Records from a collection
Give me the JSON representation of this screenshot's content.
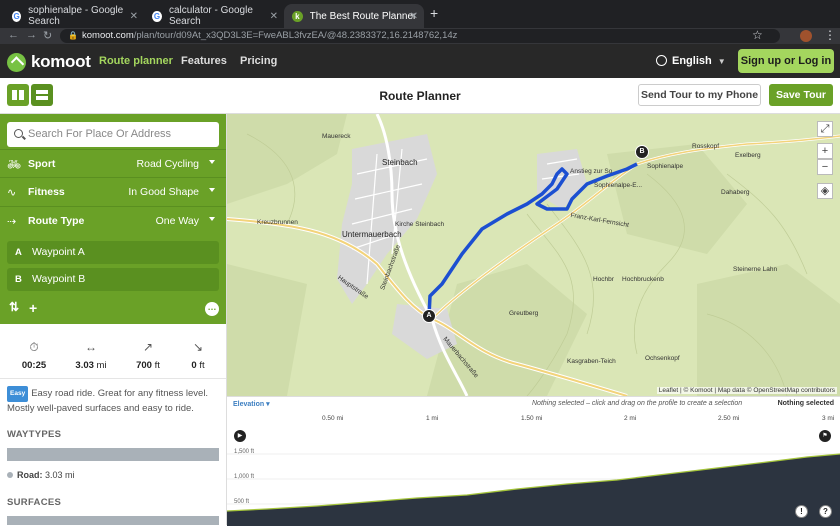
{
  "browser": {
    "tabs": [
      {
        "title": "sophienalpe - Google Search",
        "favicon": "G"
      },
      {
        "title": "calculator - Google Search",
        "favicon": "G"
      },
      {
        "title": "The Best Route Planner for Cyc",
        "favicon": "k"
      }
    ],
    "url_domain": "komoot.com",
    "url_path": "/plan/tour/d09At_x3QD3L3E=FweABL3fvzEA/@48.2383372,16.2148762,14z"
  },
  "nav": {
    "logo": "komoot",
    "links": [
      "Route planner",
      "Features",
      "Pricing"
    ],
    "language": "English",
    "signup": "Sign up or Log in"
  },
  "toolbar": {
    "title": "Route Planner",
    "send": "Send Tour to my Phone",
    "save": "Save Tour"
  },
  "planner": {
    "search_placeholder": "Search For Place Or Address",
    "sport": {
      "label": "Sport",
      "value": "Road Cycling"
    },
    "fitness": {
      "label": "Fitness",
      "value": "In Good Shape"
    },
    "route_type": {
      "label": "Route Type",
      "value": "One Way"
    },
    "waypoints": [
      {
        "letter": "A",
        "name": "Waypoint A"
      },
      {
        "letter": "B",
        "name": "Waypoint B"
      }
    ]
  },
  "stats": {
    "duration": "00:25",
    "distance_value": "3.03",
    "distance_unit": "mi",
    "uphill_value": "700",
    "uphill_unit": "ft",
    "downhill_value": "0",
    "downhill_unit": "ft"
  },
  "description": {
    "badge": "Easy",
    "text": "Easy road ride. Great for any fitness level. Mostly well-paved surfaces and easy to ride."
  },
  "waytypes": {
    "heading": "WAYTYPES",
    "legend": "Road:",
    "legend_value": "3.03 mi"
  },
  "surfaces": {
    "heading": "SURFACES"
  },
  "map": {
    "labels": [
      "Steinbach",
      "Untermauerbach",
      "Kreuzbrunnen",
      "Kirche Steinbach",
      "Mauereck",
      "Hauptstraße",
      "Steinbachstraße",
      "Mauerbachstraße",
      "Anstieg zur So",
      "Sophienalpe-E...",
      "Sophienalpe",
      "Franz-Karl-Fernsicht",
      "Hochbruckenb",
      "Hochbr",
      "Greutberg",
      "Kasgraben-Teich",
      "Ochsenkopf",
      "Rosskopf",
      "Exelberg",
      "Dahaberg",
      "Steinerne Lahn"
    ],
    "attribution": "Leaflet | © Komoot | Map data © OpenStreetMap contributors",
    "pin_a": "A",
    "pin_b": "B"
  },
  "elevation": {
    "label": "Elevation",
    "nothing_selected_hint": "Nothing selected – click and drag on the profile to create a selection",
    "nothing_selected": "Nothing selected",
    "x_ticks": [
      "0.50 mi",
      "1 mi",
      "1.50 mi",
      "2 mi",
      "2.50 mi",
      "3 mi"
    ],
    "y_ticks": [
      "1,500 ft",
      "1,000 ft",
      "500 ft"
    ]
  },
  "colors": {
    "brand_green": "#6aa127",
    "route_blue": "#1c4fd1",
    "accent_lime": "#a4d65e"
  }
}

YOUR TASK:
Exclude every picture and copy the remaining data exactly.

OUTPUT BELOW:
Give me the JSON representation of this screenshot's content.
{
  "browser": {
    "tabs": [
      {
        "title": "sophienalpe - Google Search",
        "favicon": "G"
      },
      {
        "title": "calculator - Google Search",
        "favicon": "G"
      },
      {
        "title": "The Best Route Planner for Cyc",
        "favicon": "k"
      }
    ],
    "url_domain": "komoot.com",
    "url_path": "/plan/tour/d09At_x3QD3L3E=FweABL3fvzEA/@48.2383372,16.2148762,14z"
  },
  "nav": {
    "logo": "komoot",
    "links": [
      "Route planner",
      "Features",
      "Pricing"
    ],
    "language": "English",
    "signup": "Sign up or Log in"
  },
  "toolbar": {
    "title": "Route Planner",
    "send": "Send Tour to my Phone",
    "save": "Save Tour"
  },
  "planner": {
    "search_placeholder": "Search For Place Or Address",
    "sport": {
      "label": "Sport",
      "value": "Road Cycling"
    },
    "fitness": {
      "label": "Fitness",
      "value": "In Good Shape"
    },
    "route_type": {
      "label": "Route Type",
      "value": "One Way"
    },
    "waypoints": [
      {
        "letter": "A",
        "name": "Waypoint A"
      },
      {
        "letter": "B",
        "name": "Waypoint B"
      }
    ]
  },
  "stats": {
    "duration": "00:25",
    "distance_value": "3.03",
    "distance_unit": "mi",
    "uphill_value": "700",
    "uphill_unit": "ft",
    "downhill_value": "0",
    "downhill_unit": "ft"
  },
  "description": {
    "badge": "Easy",
    "text": "Easy road ride. Great for any fitness level. Mostly well-paved surfaces and easy to ride."
  },
  "waytypes": {
    "heading": "WAYTYPES",
    "legend": "Road:",
    "legend_value": "3.03 mi"
  },
  "surfaces": {
    "heading": "SURFACES"
  },
  "map": {
    "labels": [
      "Steinbach",
      "Untermauerbach",
      "Kreuzbrunnen",
      "Kirche Steinbach",
      "Mauereck",
      "Hauptstraße",
      "Steinbachstraße",
      "Mauerbachstraße",
      "Anstieg zur So",
      "Sophienalpe-E...",
      "Sophienalpe",
      "Franz-Karl-Fernsicht",
      "Hochbruckenb",
      "Hochbr",
      "Greutberg",
      "Kasgraben-Teich",
      "Ochsenkopf",
      "Rosskopf",
      "Exelberg",
      "Dahaberg",
      "Steinerne Lahn"
    ],
    "attribution": "Leaflet | © Komoot | Map data © OpenStreetMap contributors",
    "pin_a": "A",
    "pin_b": "B"
  },
  "elevation": {
    "label": "Elevation",
    "nothing_selected_hint": "Nothing selected – click and drag on the profile to create a selection",
    "nothing_selected": "Nothing selected",
    "x_ticks": [
      "0.50 mi",
      "1 mi",
      "1.50 mi",
      "2 mi",
      "2.50 mi",
      "3 mi"
    ],
    "y_ticks": [
      "1,500 ft",
      "1,000 ft",
      "500 ft"
    ]
  },
  "colors": {
    "brand_green": "#6aa127",
    "route_blue": "#1c4fd1",
    "accent_lime": "#a4d65e"
  }
}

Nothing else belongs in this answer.